▸ **SERIE DI ESERCIZI**:
1. Nel brano sull'intesa tra le associazioni delle imprese, spiega in una, due o tre frasi a che cosa serve definire i perimetri contrattuali di ciascun settore.
2. Prosegui il brano sull'intesa tra le associazioni delle imprese a partire dal punto in cui si interrompe.

▸ **BRANO ESTRATTO**:

━━━━

Se ne parla da vent’anni, con una quantità di convegni, confronti più o meno riservati, ma non si era mai arrivati a nulla. Oggi le associazioni delle imprese in larghissima maggioranza hanno condiviso i criteri per misurarsi. Definire i perimetri contrattuali di ciascun settore. E arrivare così a definire quale è in ogni ambito produttivo il «contratto leader» da prendere come riferimento per sapere quale è il «salario giusto» introdotto dal Decreto Primo maggio.
L’intesa è stata raggiunta la sera di martedì 7 luglio, poi le associazioni si sono date tempo fino a mezzogiorno di venerdì 10 per decidere se firmare o meno. L’adesione è stata molto ampia: Confcommercio e Confindustria in primis, e poi Confesercenti, Confapi, Legacoop, Confcooperative, Abi. E infine anche le associazioni dell’artigianato Cna, Confartigianato, Casartigiani, Claai, fino all’ultimo combattute sul da farsi.

━━━━

Voci contenute in un dataset
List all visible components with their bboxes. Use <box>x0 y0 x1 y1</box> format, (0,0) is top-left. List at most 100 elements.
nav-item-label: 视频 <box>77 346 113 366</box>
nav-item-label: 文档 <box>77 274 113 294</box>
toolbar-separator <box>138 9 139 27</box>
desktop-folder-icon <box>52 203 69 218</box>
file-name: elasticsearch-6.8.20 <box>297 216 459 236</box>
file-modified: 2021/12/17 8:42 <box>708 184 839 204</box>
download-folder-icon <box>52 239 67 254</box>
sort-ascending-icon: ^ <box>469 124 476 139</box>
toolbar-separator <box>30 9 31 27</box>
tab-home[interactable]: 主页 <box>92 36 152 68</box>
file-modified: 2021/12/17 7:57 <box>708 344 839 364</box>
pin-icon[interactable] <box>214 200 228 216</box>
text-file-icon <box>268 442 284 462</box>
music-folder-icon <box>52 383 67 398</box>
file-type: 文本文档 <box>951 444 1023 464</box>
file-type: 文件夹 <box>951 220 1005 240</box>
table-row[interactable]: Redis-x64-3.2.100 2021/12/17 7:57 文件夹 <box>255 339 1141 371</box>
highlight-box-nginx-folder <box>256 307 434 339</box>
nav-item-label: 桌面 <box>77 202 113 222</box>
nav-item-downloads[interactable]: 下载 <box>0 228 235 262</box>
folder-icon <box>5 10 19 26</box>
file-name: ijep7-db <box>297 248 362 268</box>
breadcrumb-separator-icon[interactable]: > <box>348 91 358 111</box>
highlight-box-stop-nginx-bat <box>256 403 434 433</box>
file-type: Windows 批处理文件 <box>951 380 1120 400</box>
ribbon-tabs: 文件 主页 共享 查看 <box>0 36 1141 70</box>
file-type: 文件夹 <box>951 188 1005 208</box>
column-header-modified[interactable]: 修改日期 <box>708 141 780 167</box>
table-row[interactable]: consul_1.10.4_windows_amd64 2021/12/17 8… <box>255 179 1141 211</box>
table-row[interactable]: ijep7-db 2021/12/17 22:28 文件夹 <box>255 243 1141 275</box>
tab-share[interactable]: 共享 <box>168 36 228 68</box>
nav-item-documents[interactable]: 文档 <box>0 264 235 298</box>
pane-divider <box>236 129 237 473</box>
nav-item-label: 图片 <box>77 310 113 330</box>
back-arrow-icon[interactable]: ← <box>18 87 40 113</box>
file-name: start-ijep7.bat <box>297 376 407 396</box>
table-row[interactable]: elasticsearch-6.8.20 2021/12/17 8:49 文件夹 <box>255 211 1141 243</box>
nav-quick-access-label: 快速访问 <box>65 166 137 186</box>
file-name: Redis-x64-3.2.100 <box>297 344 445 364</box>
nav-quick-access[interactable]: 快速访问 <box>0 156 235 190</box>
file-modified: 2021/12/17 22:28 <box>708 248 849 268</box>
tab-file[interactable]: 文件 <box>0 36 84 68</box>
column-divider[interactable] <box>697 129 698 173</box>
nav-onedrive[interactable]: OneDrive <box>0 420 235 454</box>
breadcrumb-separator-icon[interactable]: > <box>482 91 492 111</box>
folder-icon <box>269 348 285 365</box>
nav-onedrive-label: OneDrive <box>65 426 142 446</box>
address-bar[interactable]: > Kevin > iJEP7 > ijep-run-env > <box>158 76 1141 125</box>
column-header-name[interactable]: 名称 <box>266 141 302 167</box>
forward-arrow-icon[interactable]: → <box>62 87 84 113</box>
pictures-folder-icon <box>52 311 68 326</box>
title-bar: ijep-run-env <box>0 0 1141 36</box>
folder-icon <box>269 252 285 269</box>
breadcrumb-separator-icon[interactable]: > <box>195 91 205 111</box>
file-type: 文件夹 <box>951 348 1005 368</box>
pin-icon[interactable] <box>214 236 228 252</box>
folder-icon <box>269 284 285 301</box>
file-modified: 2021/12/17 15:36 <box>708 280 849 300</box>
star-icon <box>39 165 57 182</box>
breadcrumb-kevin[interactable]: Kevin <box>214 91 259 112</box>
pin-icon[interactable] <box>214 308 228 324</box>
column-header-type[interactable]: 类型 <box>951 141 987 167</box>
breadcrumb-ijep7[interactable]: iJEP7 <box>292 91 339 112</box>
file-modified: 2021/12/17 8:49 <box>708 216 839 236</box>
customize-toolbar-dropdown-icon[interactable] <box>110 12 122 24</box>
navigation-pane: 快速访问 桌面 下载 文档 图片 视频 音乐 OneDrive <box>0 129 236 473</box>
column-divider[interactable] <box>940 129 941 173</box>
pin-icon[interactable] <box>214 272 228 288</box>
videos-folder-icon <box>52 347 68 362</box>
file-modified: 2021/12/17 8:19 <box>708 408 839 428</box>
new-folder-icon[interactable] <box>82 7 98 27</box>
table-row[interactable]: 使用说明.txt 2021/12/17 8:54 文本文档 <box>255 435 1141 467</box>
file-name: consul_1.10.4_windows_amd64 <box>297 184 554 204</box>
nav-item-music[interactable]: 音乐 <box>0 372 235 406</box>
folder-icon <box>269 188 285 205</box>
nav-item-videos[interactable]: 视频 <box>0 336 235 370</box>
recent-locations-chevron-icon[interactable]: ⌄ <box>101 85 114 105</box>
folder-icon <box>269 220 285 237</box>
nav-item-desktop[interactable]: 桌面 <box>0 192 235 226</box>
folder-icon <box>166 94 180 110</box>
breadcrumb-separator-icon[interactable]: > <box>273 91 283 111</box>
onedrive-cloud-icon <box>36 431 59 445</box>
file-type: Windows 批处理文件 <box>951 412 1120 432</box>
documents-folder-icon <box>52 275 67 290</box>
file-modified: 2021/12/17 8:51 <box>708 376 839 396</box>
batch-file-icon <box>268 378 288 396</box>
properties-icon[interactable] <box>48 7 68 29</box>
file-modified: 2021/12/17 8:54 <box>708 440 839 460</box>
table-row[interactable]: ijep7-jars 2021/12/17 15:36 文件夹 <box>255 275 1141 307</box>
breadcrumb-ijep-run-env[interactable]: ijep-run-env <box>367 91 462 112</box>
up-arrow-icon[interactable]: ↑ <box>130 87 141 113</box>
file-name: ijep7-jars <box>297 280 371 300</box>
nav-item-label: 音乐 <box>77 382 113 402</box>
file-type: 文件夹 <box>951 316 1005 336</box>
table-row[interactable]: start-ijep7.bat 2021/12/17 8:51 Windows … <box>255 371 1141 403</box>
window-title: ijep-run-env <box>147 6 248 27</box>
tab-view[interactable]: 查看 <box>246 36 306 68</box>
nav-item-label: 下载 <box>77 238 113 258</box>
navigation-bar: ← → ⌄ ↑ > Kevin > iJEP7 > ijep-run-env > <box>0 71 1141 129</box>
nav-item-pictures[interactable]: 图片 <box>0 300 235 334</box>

━━━━

▸ **SOLUZIONI**:
1. Definire i perimetri contrattuali di ciascun settore serve a stabilire quale sia, in ogni ambito produttivo, il «contratto leader». Questo contratto va preso come riferimento per sapere quale sia il «salario giusto» introdotto dal Decreto Primo maggio.

2.
Che cosa non andava giù agli artigiani? Soprattutto questo passaggio: «Le Parti si impegnano ad evitare impropri ampliamenti dei perimetri contrattuali e ad istituire un Osservatorio con funzioni di monitoraggio e di regolazione delle eventuali sovrapposizioni contrattuali». In pratica anche l’artigianato si impegna a non allargare il suo raggio d’azione proprio mentre il governo sta per intervenire sulla legge quadro dell’artigianato, su richiesta delle associazioni stesse, per aumentare il numero massimo dei dipendenti delle imprese artigiane. Un’opportunità per allargare in prospettiva il numero delle aziende iscritte.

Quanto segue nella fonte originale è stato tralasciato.